**What the task requires**
Nothing in the data should change when you return it, but leave the pictures out.

**Dataset content**
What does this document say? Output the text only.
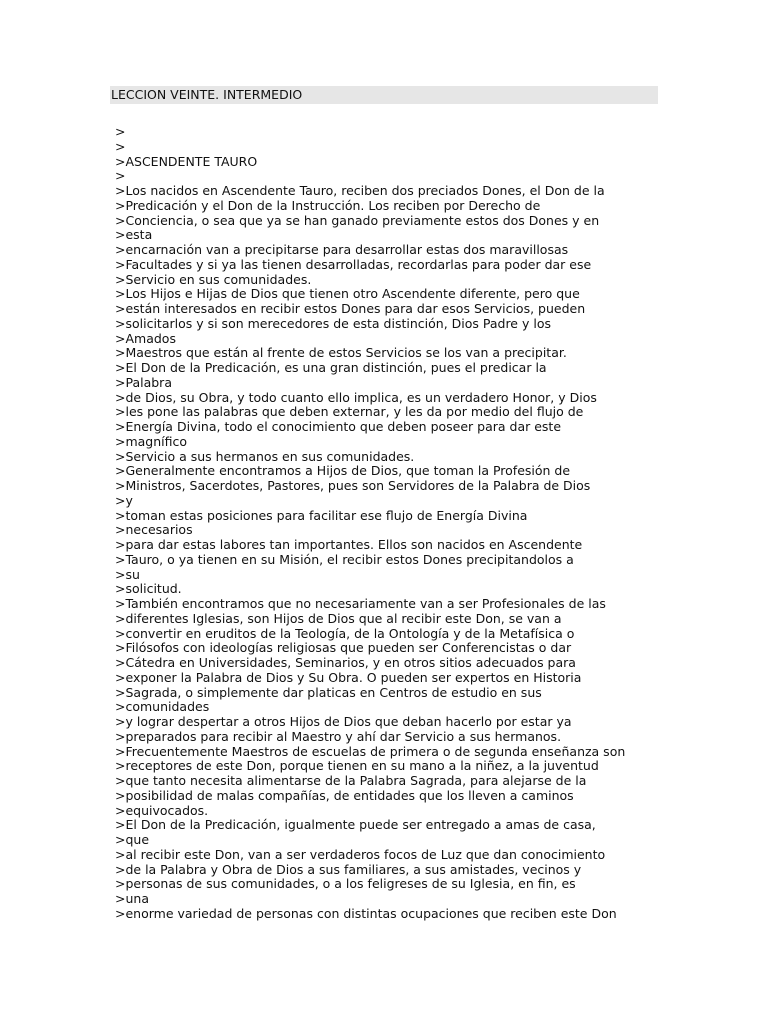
LECCION VEINTE. INTERMEDIO
>
>
>ASCENDENTE TAURO
>
>Los nacidos en Ascendente Tauro, reciben dos preciados Dones, el Don de la
>Predicación y el Don de la Instrucción. Los reciben por Derecho de
>Conciencia, o sea que ya se han ganado previamente estos dos Dones y en
>esta
>encarnación van a precipitarse para desarrollar estas dos maravillosas
>Facultades y si ya las tienen desarrolladas, recordarlas para poder dar ese
>Servicio en sus comunidades.
>Los Hijos e Hijas de Dios que tienen otro Ascendente diferente, pero que
>están interesados en recibir estos Dones para dar esos Servicios, pueden
>solicitarlos y si son merecedores de esta distinción, Dios Padre y los
>Amados
>Maestros que están al frente de estos Servicios se los van a precipitar.
>El Don de la Predicación, es una gran distinción, pues el predicar la
>Palabra
>de Dios, su Obra, y todo cuanto ello implica, es un verdadero Honor, y Dios
>les pone las palabras que deben externar, y les da por medio del flujo de
>Energía Divina, todo el conocimiento que deben poseer para dar este
>magnífico
>Servicio a sus hermanos en sus comunidades.
>Generalmente encontramos a Hijos de Dios, que toman la Profesión de
>Ministros, Sacerdotes, Pastores, pues son Servidores de la Palabra de Dios
>y
>toman estas posiciones para facilitar ese flujo de Energía Divina
>necesarios
>para dar estas labores tan importantes. Ellos son nacidos en Ascendente
>Tauro, o ya tienen en su Misión, el recibir estos Dones precipitandolos a
>su
>solicitud.
>También encontramos que no necesariamente van a ser Profesionales de las
>diferentes Iglesias, son Hijos de Dios que al recibir este Don, se van a
>convertir en eruditos de la Teología, de la Ontología y de la Metafísica o
>Filósofos con ideologías religiosas que pueden ser Conferencistas o dar
>Cátedra en Universidades, Seminarios, y en otros sitios adecuados para
>exponer la Palabra de Dios y Su Obra. O pueden ser expertos en Historia
>Sagrada, o simplemente dar platicas en Centros de estudio en sus
>comunidades
>y lograr despertar a otros Hijos de Dios que deban hacerlo por estar ya
>preparados para recibir al Maestro y ahí dar Servicio a sus hermanos.
>Frecuentemente Maestros de escuelas de primera o de segunda enseñanza son
>receptores de este Don, porque tienen en su mano a la niñez, a la juventud
>que tanto necesita alimentarse de la Palabra Sagrada, para alejarse de la
>posibilidad de malas compañías, de entidades que los lleven a caminos
>equivocados.
>El Don de la Predicación, igualmente puede ser entregado a amas de casa,
>que
>al recibir este Don, van a ser verdaderos focos de Luz que dan conocimiento
>de la Palabra y Obra de Dios a sus familiares, a sus amistades, vecinos y
>personas de sus comunidades, o a los feligreses de su Iglesia, en fin, es
>una
>enorme variedad de personas con distintas ocupaciones que reciben este Don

**Answer for the task**
What does this document say? Output the text only.
LECCION VEINTE. INTERMEDIO
>
>
>ASCENDENTE TAURO
>
>Los nacidos en Ascendente Tauro, reciben dos preciados Dones, el Don de la
>Predicación y el Don de la Instrucción. Los reciben por Derecho de
>Conciencia, o sea que ya se han ganado previamente estos dos Dones y en
>esta
>encarnación van a precipitarse para desarrollar estas dos maravillosas
>Facultades y si ya las tienen desarrolladas, recordarlas para poder dar ese
>Servicio en sus comunidades.
>Los Hijos e Hijas de Dios que tienen otro Ascendente diferente, pero que
>están interesados en recibir estos Dones para dar esos Servicios, pueden
>solicitarlos y si son merecedores de esta distinción, Dios Padre y los
>Amados
>Maestros que están al frente de estos Servicios se los van a precipitar.
>El Don de la Predicación, es una gran distinción, pues el predicar la
>Palabra
>de Dios, su Obra, y todo cuanto ello implica, es un verdadero Honor, y Dios
>les pone las palabras que deben externar, y les da por medio del flujo de
>Energía Divina, todo el conocimiento que deben poseer para dar este
>magnífico
>Servicio a sus hermanos en sus comunidades.
>Generalmente encontramos a Hijos de Dios, que toman la Profesión de
>Ministros, Sacerdotes, Pastores, pues son Servidores de la Palabra de Dios
>y
>toman estas posiciones para facilitar ese flujo de Energía Divina
>necesarios
>para dar estas labores tan importantes. Ellos son nacidos en Ascendente
>Tauro, o ya tienen en su Misión, el recibir estos Dones precipitandolos a
>su
>solicitud.
>También encontramos que no necesariamente van a ser Profesionales de las
>diferentes Iglesias, son Hijos de Dios que al recibir este Don, se van a
>convertir en eruditos de la Teología, de la Ontología y de la Metafísica o
>Filósofos con ideologías religiosas que pueden ser Conferencistas o dar
>Cátedra en Universidades, Seminarios, y en otros sitios adecuados para
>exponer la Palabra de Dios y Su Obra. O pueden ser expertos en Historia
>Sagrada, o simplemente dar platicas en Centros de estudio en sus
>comunidades
>y lograr despertar a otros Hijos de Dios que deban hacerlo por estar ya
>preparados para recibir al Maestro y ahí dar Servicio a sus hermanos.
>Frecuentemente Maestros de escuelas de primera o de segunda enseñanza son
>receptores de este Don, porque tienen en su mano a la niñez, a la juventud
>que tanto necesita alimentarse de la Palabra Sagrada, para alejarse de la
>posibilidad de malas compañías, de entidades que los lleven a caminos
>equivocados.
>El Don de la Predicación, igualmente puede ser entregado a amas de casa,
>que
>al recibir este Don, van a ser verdaderos focos de Luz que dan conocimiento
>de la Palabra y Obra de Dios a sus familiares, a sus amistades, vecinos y
>personas de sus comunidades, o a los feligreses de su Iglesia, en fin, es
>una
>enorme variedad de personas con distintas ocupaciones que reciben este Don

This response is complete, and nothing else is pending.